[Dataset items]
++++++++++

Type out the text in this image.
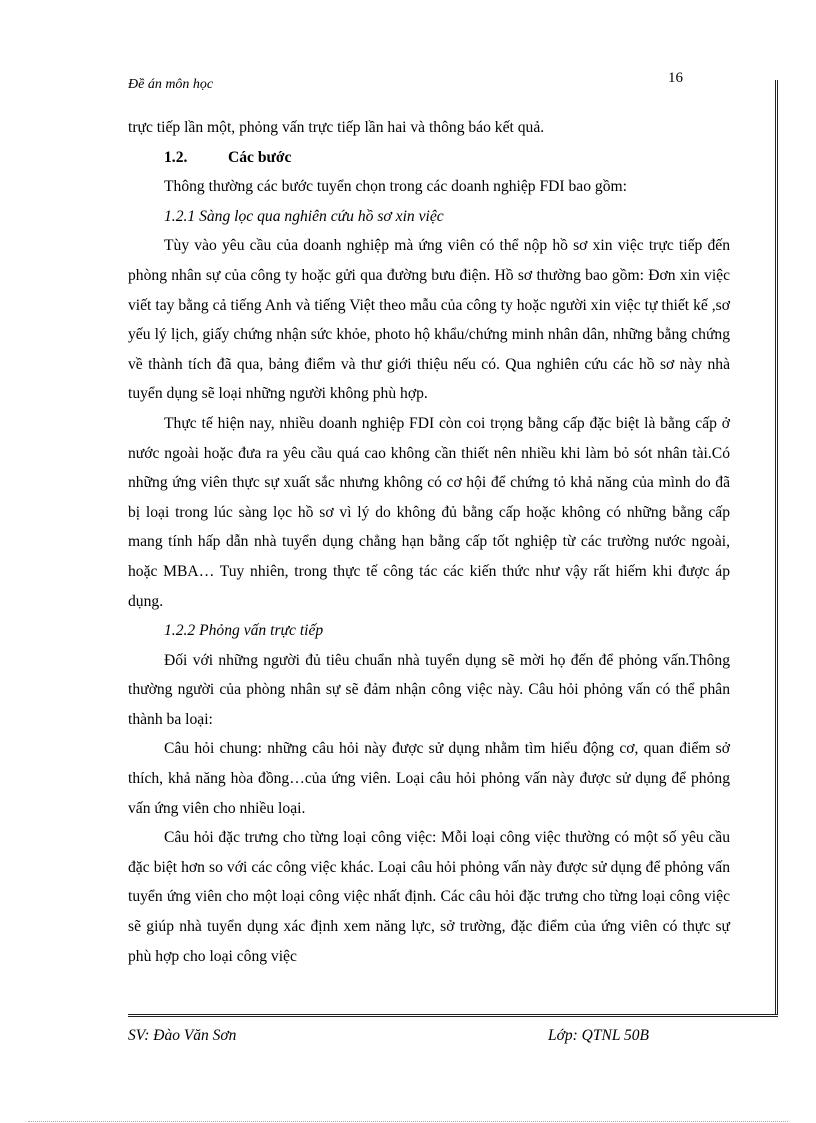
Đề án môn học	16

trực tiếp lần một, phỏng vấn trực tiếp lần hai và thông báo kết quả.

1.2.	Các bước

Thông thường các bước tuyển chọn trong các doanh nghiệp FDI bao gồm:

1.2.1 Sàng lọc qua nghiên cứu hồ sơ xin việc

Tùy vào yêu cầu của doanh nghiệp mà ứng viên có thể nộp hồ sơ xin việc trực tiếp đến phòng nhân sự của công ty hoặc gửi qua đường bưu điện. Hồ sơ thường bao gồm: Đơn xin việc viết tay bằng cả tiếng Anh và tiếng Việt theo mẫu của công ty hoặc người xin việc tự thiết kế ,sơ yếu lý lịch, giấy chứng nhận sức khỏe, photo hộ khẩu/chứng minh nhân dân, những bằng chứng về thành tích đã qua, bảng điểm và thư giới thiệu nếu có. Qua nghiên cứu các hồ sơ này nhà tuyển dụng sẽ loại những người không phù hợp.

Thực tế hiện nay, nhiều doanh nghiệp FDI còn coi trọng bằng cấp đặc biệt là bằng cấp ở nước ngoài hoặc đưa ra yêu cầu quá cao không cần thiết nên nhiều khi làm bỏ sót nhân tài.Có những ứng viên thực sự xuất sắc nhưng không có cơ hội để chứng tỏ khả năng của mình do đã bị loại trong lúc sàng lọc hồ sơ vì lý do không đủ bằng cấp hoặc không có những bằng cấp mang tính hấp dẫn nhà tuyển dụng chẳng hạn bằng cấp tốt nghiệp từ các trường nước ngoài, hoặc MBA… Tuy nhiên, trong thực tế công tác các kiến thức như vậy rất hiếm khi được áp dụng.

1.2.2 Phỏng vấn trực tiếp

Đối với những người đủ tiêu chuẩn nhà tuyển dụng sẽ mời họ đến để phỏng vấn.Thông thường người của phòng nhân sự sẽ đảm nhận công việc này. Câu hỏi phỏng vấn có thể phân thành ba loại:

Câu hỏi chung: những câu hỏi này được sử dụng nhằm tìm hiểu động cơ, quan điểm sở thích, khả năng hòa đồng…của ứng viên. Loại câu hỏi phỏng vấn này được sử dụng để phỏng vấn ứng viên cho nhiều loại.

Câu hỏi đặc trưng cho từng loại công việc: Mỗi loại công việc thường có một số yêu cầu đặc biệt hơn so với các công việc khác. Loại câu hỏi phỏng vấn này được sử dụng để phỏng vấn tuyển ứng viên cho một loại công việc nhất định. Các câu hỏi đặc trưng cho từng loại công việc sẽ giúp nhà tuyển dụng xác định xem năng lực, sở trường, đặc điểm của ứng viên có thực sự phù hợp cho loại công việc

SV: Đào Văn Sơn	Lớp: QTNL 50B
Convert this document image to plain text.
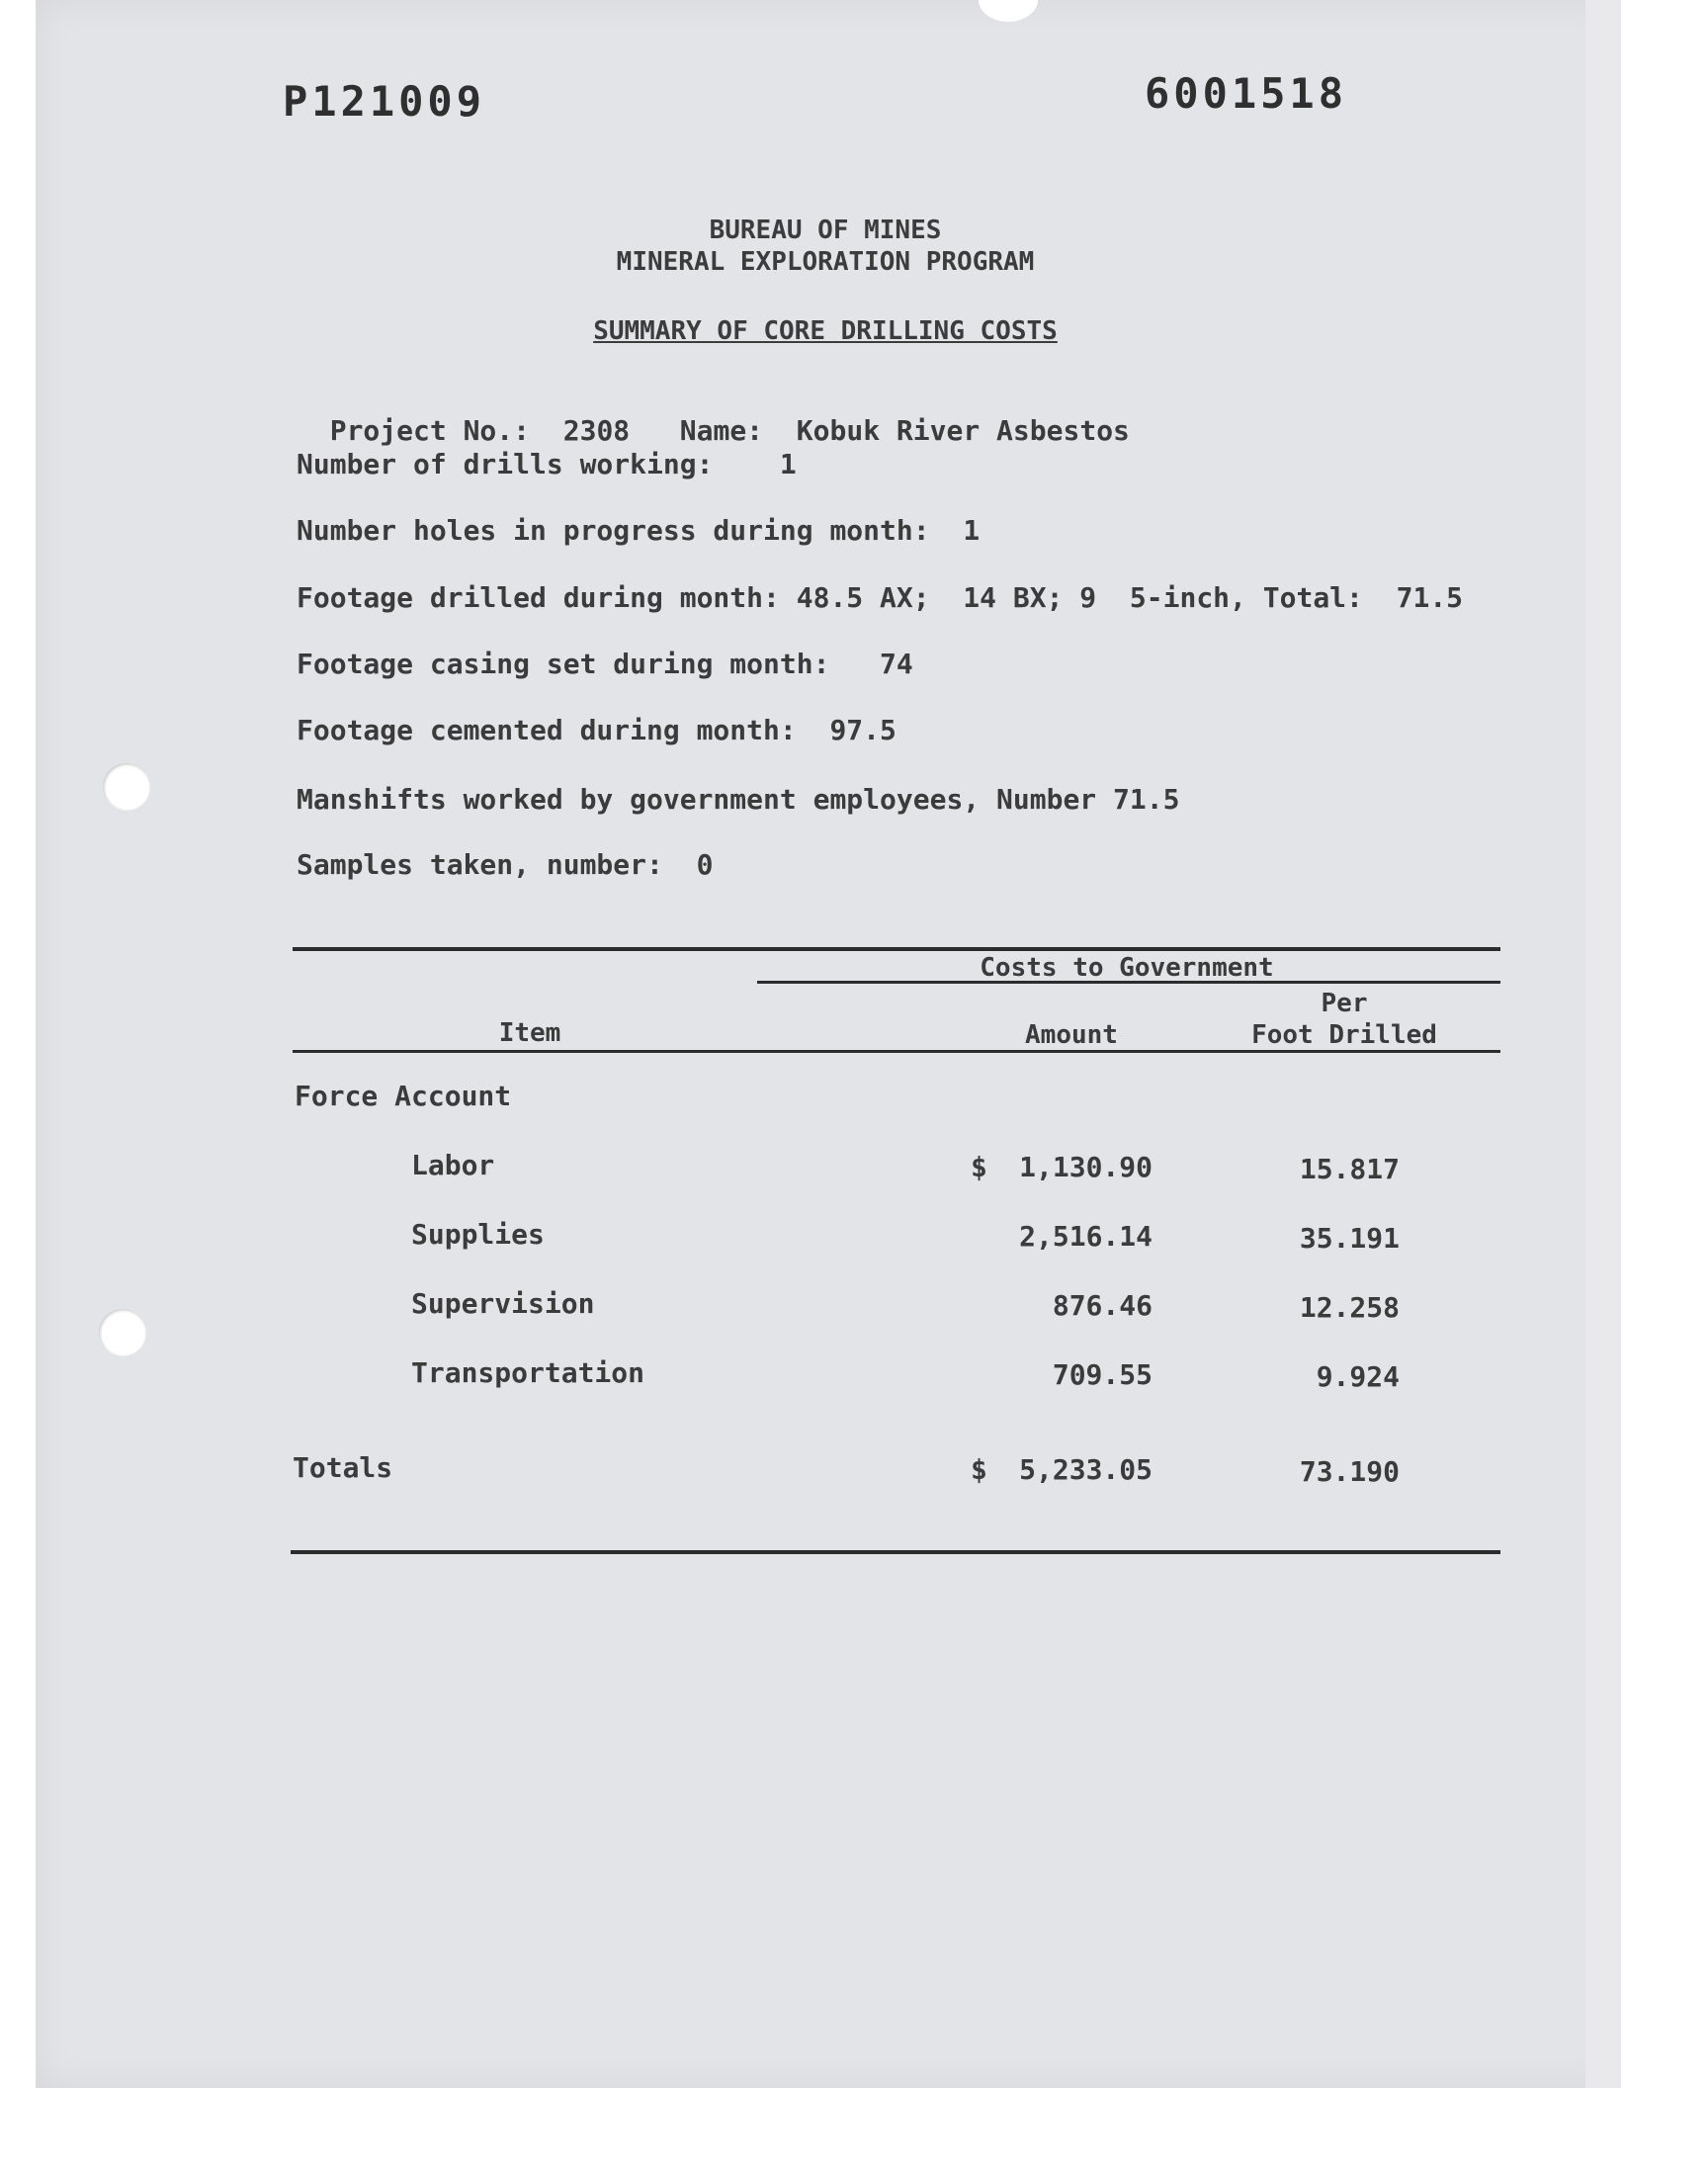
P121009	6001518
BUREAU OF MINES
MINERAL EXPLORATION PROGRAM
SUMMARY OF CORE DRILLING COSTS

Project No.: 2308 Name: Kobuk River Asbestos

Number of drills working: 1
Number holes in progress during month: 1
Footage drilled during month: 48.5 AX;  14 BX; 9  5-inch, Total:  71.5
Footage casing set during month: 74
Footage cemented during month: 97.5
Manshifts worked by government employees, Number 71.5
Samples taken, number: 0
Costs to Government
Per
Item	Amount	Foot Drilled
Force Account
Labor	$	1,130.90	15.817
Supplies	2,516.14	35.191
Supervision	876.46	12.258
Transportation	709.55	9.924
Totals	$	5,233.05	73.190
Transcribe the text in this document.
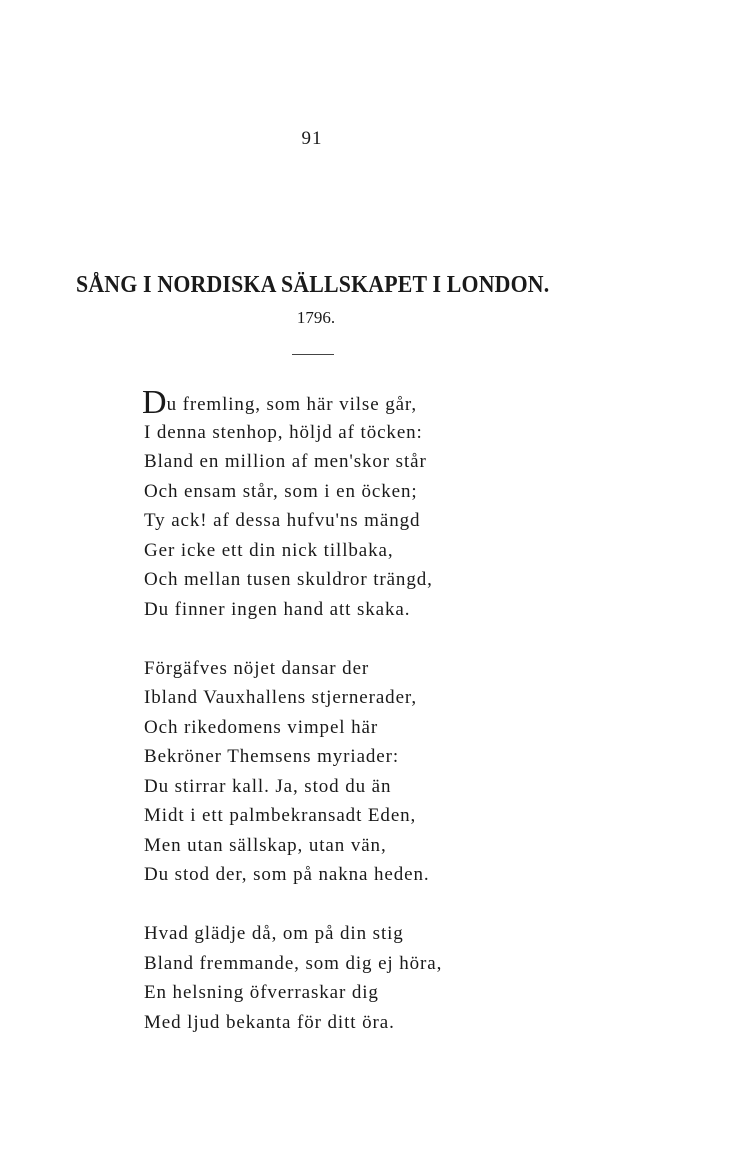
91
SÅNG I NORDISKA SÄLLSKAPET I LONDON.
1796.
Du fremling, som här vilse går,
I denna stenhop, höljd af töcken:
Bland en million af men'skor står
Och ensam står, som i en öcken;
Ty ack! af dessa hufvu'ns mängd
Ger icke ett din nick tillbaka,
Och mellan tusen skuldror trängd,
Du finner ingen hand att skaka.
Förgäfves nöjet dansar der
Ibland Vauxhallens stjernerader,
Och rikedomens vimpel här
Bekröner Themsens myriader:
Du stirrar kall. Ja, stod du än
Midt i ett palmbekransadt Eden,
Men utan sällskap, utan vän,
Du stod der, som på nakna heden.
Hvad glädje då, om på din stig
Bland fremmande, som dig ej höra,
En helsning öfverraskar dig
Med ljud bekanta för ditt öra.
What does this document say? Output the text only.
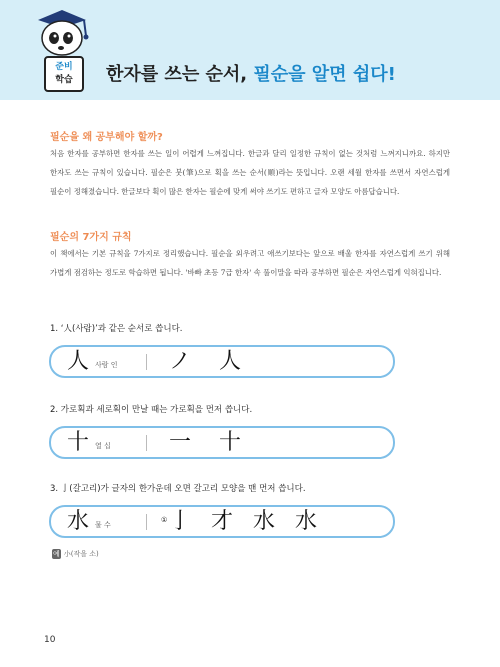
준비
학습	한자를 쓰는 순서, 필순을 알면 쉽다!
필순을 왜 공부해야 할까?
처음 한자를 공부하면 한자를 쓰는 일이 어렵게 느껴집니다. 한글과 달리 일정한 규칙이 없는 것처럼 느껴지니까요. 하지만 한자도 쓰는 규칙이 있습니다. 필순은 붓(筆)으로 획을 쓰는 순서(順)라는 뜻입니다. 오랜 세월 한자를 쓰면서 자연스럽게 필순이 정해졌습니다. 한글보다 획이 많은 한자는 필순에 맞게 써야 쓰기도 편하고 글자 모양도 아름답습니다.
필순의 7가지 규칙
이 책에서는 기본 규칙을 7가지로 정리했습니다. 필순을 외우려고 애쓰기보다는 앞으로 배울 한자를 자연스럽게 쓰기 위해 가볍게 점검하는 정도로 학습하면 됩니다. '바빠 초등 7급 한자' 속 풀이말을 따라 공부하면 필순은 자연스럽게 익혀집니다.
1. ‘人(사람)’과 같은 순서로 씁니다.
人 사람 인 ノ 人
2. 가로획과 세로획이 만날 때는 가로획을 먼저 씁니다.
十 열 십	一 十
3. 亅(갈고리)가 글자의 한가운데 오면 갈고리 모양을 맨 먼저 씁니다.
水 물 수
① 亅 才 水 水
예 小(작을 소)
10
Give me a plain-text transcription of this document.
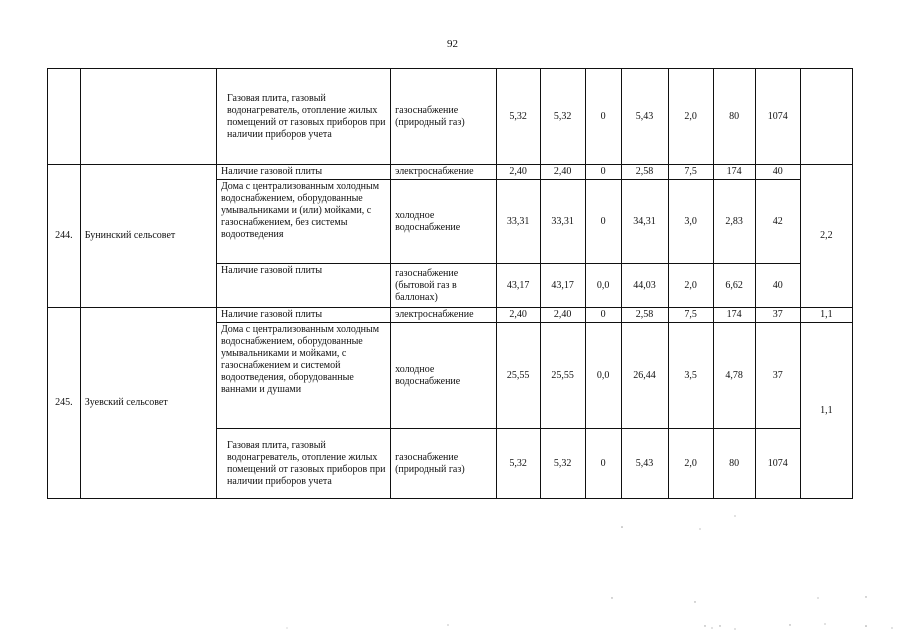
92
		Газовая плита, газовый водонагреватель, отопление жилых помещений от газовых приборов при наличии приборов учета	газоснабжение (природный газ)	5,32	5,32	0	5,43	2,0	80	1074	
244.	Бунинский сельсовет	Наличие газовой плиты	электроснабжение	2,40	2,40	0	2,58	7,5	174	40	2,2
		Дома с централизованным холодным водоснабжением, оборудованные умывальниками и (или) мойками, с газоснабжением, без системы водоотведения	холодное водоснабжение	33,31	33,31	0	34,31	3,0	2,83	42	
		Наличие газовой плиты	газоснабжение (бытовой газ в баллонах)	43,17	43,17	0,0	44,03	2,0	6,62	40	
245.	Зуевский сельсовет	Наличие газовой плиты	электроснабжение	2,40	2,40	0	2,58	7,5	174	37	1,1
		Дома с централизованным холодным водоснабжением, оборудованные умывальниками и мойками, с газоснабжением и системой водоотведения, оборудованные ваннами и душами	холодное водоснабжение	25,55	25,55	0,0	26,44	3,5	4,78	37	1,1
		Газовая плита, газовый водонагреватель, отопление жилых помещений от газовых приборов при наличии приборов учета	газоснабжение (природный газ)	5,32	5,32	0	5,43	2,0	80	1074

++++++++++

--- WRITTEN TASK ---
Show all lines in the entries above where the word "централизованным" appears.

--- WRITTEN RESPONSE ---
		Дома с централизованным холодным водоснабжением, оборудованные умывальниками и (или) мойками, с газоснабжением, без системы водоотведения	холодное водоснабжение	33,31	33,31	0	34,31	3,0	2,83	42	
		Дома с централизованным холодным водоснабжением, оборудованные умывальниками и мойками, с газоснабжением и системой водоотведения, оборудованные ваннами и душами	холодное водоснабжение	25,55	25,55	0,0	26,44	3,5	4,78	37	1,1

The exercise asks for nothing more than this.